AIM
Transcribe the records below in full; pictures stay out of the copy.

PROVIDED MATERIAL
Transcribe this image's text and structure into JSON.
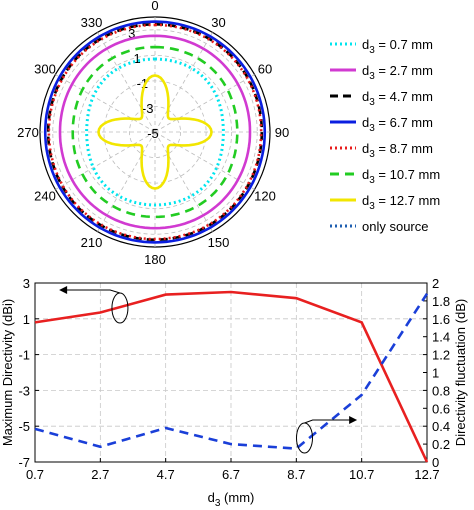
{
  "chart_data": [
    {
      "type": "polar-line",
      "angle_ticks": [
        "0",
        "30",
        "60",
        "90",
        "120",
        "150",
        "180",
        "210",
        "240",
        "270",
        "300",
        "330"
      ],
      "radial_ticks": [
        "3",
        "1",
        "-1",
        "-3",
        "-5"
      ],
      "radial_values": [
        3,
        1,
        -1,
        -3,
        -5
      ],
      "rlim": [
        -5,
        4
      ],
      "legend_placement": "right",
      "series": [
        {
          "name": "d",
          "sub": "3",
          "suffix": " = 0.7 mm",
          "color": "#00e5ee",
          "dash": "2,3",
          "width": 3,
          "kind": "ring",
          "r": 0.8,
          "amp": 0.6
        },
        {
          "name": "d",
          "sub": "3",
          "suffix": " = 2.7 mm",
          "color": "#d13ad1",
          "dash": "none",
          "width": 2.6,
          "kind": "ring",
          "r": 2.55,
          "amp": 0.15
        },
        {
          "name": "d",
          "sub": "3",
          "suffix": " = 4.7 mm",
          "color": "#000000",
          "dash": "8,5",
          "width": 2.6,
          "kind": "ring",
          "r": 3.45,
          "amp": 0.12
        },
        {
          "name": "d",
          "sub": "3",
          "suffix": " = 6.7 mm",
          "color": "#0a1ee0",
          "dash": "none",
          "width": 2.6,
          "kind": "ring",
          "r": 3.65,
          "amp": 0.08
        },
        {
          "name": "d",
          "sub": "3",
          "suffix": " = 8.7 mm",
          "color": "#e81c1c",
          "dash": "2,3",
          "width": 2.6,
          "kind": "ring",
          "r": 3.4,
          "amp": 0.12
        },
        {
          "name": "d",
          "sub": "3",
          "suffix": " = 10.7 mm",
          "color": "#22cc22",
          "dash": "9,6",
          "width": 2.6,
          "kind": "ring",
          "r": 1.7,
          "amp": 0.35
        },
        {
          "name": "d",
          "sub": "3",
          "suffix": " = 12.7 mm",
          "color": "#f2e600",
          "dash": "none",
          "width": 2.6,
          "kind": "flower",
          "r": -3.6,
          "amp": 1.45
        },
        {
          "name": "only source",
          "sub": "",
          "suffix": "",
          "color": "#1f5fb0",
          "dash": "2,3",
          "width": 2.6,
          "kind": "hidden",
          "r": 0,
          "amp": 0
        }
      ]
    },
    {
      "type": "line",
      "x": [
        0.7,
        2.7,
        4.7,
        6.7,
        8.7,
        10.7,
        12.7
      ],
      "x_ticks": [
        "0.7",
        "2.7",
        "4.7",
        "6.7",
        "8.7",
        "10.7",
        "12.7"
      ],
      "xlabel_main": "d",
      "xlabel_sub": "3",
      "xlabel_unit": " (mm)",
      "ylabel_left": "Maximum Directivity (dBi)",
      "ylabel_right": "Directivity fluctuation (dB)",
      "ylim_left": [
        -7,
        3
      ],
      "ylim_right": [
        0,
        2
      ],
      "y_ticks_left": [
        "-7",
        "-5",
        "-3",
        "-1",
        "1",
        "3"
      ],
      "y_ticks_right": [
        "0",
        "0.2",
        "0.4",
        "0.6",
        "0.8",
        "1",
        "1.2",
        "1.4",
        "1.6",
        "1.8",
        "2"
      ],
      "grid": true,
      "series": [
        {
          "axis": "left",
          "color": "#e82020",
          "dash": "none",
          "values": [
            0.8,
            1.35,
            2.35,
            2.5,
            2.15,
            0.8,
            -7.0
          ]
        },
        {
          "axis": "right",
          "color": "#1a3fd8",
          "dash": "9,6",
          "values": [
            0.37,
            0.17,
            0.38,
            0.2,
            0.15,
            0.75,
            1.88
          ]
        }
      ]
    }
  ]
}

TASK OUTPUT
Transcribe this image's text and structure into JSON.
{
  "chart_data": [
    {
      "type": "polar-line",
      "angle_ticks": [
        "0",
        "30",
        "60",
        "90",
        "120",
        "150",
        "180",
        "210",
        "240",
        "270",
        "300",
        "330"
      ],
      "radial_ticks": [
        "3",
        "1",
        "-1",
        "-3",
        "-5"
      ],
      "radial_values": [
        3,
        1,
        -1,
        -3,
        -5
      ],
      "rlim": [
        -5,
        4
      ],
      "legend_placement": "right",
      "series": [
        {
          "name": "d",
          "sub": "3",
          "suffix": " = 0.7 mm",
          "color": "#00e5ee",
          "dash": "2,3",
          "width": 3,
          "kind": "ring",
          "r": 0.8,
          "amp": 0.6
        },
        {
          "name": "d",
          "sub": "3",
          "suffix": " = 2.7 mm",
          "color": "#d13ad1",
          "dash": "none",
          "width": 2.6,
          "kind": "ring",
          "r": 2.55,
          "amp": 0.15
        },
        {
          "name": "d",
          "sub": "3",
          "suffix": " = 4.7 mm",
          "color": "#000000",
          "dash": "8,5",
          "width": 2.6,
          "kind": "ring",
          "r": 3.45,
          "amp": 0.12
        },
        {
          "name": "d",
          "sub": "3",
          "suffix": " = 6.7 mm",
          "color": "#0a1ee0",
          "dash": "none",
          "width": 2.6,
          "kind": "ring",
          "r": 3.65,
          "amp": 0.08
        },
        {
          "name": "d",
          "sub": "3",
          "suffix": " = 8.7 mm",
          "color": "#e81c1c",
          "dash": "2,3",
          "width": 2.6,
          "kind": "ring",
          "r": 3.4,
          "amp": 0.12
        },
        {
          "name": "d",
          "sub": "3",
          "suffix": " = 10.7 mm",
          "color": "#22cc22",
          "dash": "9,6",
          "width": 2.6,
          "kind": "ring",
          "r": 1.7,
          "amp": 0.35
        },
        {
          "name": "d",
          "sub": "3",
          "suffix": " = 12.7 mm",
          "color": "#f2e600",
          "dash": "none",
          "width": 2.6,
          "kind": "flower",
          "r": -3.6,
          "amp": 1.45
        },
        {
          "name": "only source",
          "sub": "",
          "suffix": "",
          "color": "#1f5fb0",
          "dash": "2,3",
          "width": 2.6,
          "kind": "hidden",
          "r": 0,
          "amp": 0
        }
      ]
    },
    {
      "type": "line",
      "x": [
        0.7,
        2.7,
        4.7,
        6.7,
        8.7,
        10.7,
        12.7
      ],
      "x_ticks": [
        "0.7",
        "2.7",
        "4.7",
        "6.7",
        "8.7",
        "10.7",
        "12.7"
      ],
      "xlabel_main": "d",
      "xlabel_sub": "3",
      "xlabel_unit": " (mm)",
      "ylabel_left": "Maximum Directivity (dBi)",
      "ylabel_right": "Directivity fluctuation (dB)",
      "ylim_left": [
        -7,
        3
      ],
      "ylim_right": [
        0,
        2
      ],
      "y_ticks_left": [
        "-7",
        "-5",
        "-3",
        "-1",
        "1",
        "3"
      ],
      "y_ticks_right": [
        "0",
        "0.2",
        "0.4",
        "0.6",
        "0.8",
        "1",
        "1.2",
        "1.4",
        "1.6",
        "1.8",
        "2"
      ],
      "grid": true,
      "series": [
        {
          "axis": "left",
          "color": "#e82020",
          "dash": "none",
          "values": [
            0.8,
            1.35,
            2.35,
            2.5,
            2.15,
            0.8,
            -7.0
          ]
        },
        {
          "axis": "right",
          "color": "#1a3fd8",
          "dash": "9,6",
          "values": [
            0.37,
            0.17,
            0.38,
            0.2,
            0.15,
            0.75,
            1.88
          ]
        }
      ]
    }
  ]
}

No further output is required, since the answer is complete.